• EXERCISE DIRECTIONS:
Output the data that follows exactly, line for line.

(Stored items from a collection)
----
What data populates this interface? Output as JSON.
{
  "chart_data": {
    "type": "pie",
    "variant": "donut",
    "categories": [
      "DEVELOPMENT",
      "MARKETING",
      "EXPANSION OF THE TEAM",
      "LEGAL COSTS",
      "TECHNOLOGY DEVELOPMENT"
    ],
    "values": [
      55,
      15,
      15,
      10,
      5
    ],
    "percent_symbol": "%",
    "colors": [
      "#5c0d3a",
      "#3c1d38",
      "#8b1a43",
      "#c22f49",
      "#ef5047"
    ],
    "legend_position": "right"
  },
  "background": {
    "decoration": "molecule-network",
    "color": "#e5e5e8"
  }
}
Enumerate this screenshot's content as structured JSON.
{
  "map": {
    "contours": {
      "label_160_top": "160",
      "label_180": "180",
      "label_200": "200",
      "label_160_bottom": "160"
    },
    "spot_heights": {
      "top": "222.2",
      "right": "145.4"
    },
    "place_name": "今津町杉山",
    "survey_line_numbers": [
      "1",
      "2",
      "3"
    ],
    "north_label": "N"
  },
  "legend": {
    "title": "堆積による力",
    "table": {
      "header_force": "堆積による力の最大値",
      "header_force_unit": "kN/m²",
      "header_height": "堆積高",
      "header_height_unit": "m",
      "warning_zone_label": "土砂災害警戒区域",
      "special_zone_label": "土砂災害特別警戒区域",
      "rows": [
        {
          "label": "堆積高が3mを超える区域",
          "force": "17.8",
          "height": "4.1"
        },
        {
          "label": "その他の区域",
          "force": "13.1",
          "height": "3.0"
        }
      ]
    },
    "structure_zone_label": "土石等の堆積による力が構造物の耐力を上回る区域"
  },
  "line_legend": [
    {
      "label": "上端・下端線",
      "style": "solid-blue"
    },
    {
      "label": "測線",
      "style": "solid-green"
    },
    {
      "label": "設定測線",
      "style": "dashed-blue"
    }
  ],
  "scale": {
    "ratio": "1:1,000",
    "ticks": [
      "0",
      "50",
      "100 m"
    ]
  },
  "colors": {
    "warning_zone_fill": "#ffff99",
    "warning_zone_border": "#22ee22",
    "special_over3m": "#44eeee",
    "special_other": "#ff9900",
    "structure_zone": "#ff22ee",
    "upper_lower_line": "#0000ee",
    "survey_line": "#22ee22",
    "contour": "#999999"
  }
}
----
• THE RESPONSE:
What data populates this interface? Output as JSON.
{
  "chart_data": {
    "type": "pie",
    "variant": "donut",
    "categories": [
      "DEVELOPMENT",
      "MARKETING",
      "EXPANSION OF THE TEAM",
      "LEGAL COSTS",
      "TECHNOLOGY DEVELOPMENT"
    ],
    "values": [
      55,
      15,
      15,
      10,
      5
    ],
    "percent_symbol": "%",
    "colors": [
      "#5c0d3a",
      "#3c1d38",
      "#8b1a43",
      "#c22f49",
      "#ef5047"
    ],
    "legend_position": "right"
  },
  "background": {
    "decoration": "molecule-network",
    "color": "#e5e5e8"
  }
}
Enumerate this screenshot's content as structured JSON.
{
  "map": {
    "contours": {
      "label_160_top": "160",
      "label_180": "180",
      "label_200": "200",
      "label_160_bottom": "160"
    },
    "spot_heights": {
      "top": "222.2",
      "right": "145.4"
    },
    "place_name": "今津町杉山",
    "survey_line_numbers": [
      "1",
      "2",
      "3"
    ],
    "north_label": "N"
  },
  "legend": {
    "title": "堆積による力",
    "table": {
      "header_force": "堆積による力の最大値",
      "header_force_unit": "kN/m²",
      "header_height": "堆積高",
      "header_height_unit": "m",
      "warning_zone_label": "土砂災害警戒区域",
      "special_zone_label": "土砂災害特別警戒区域",
      "rows": [
        {
          "label": "堆積高が3mを超える区域",
          "force": "17.8",
          "height": "4.1"
        },
        {
          "label": "その他の区域",
          "force": "13.1",
          "height": "3.0"
        }
      ]
    },
    "structure_zone_label": "土石等の堆積による力が構造物の耐力を上回る区域"
  },
  "line_legend": [
    {
      "label": "上端・下端線",
      "style": "solid-blue"
    },
    {
      "label": "測線",
      "style": "solid-green"
    },
    {
      "label": "設定測線",
      "style": "dashed-blue"
    }
  ],
  "scale": {
    "ratio": "1:1,000",
    "ticks": [
      "0",
      "50",
      "100 m"
    ]
  },
  "colors": {
    "warning_zone_fill": "#ffff99",
    "warning_zone_border": "#22ee22",
    "special_over3m": "#44eeee",
    "special_other": "#ff9900",
    "structure_zone": "#ff22ee",
    "upper_lower_line": "#0000ee",
    "survey_line": "#22ee22",
    "contour": "#999999"
  }
}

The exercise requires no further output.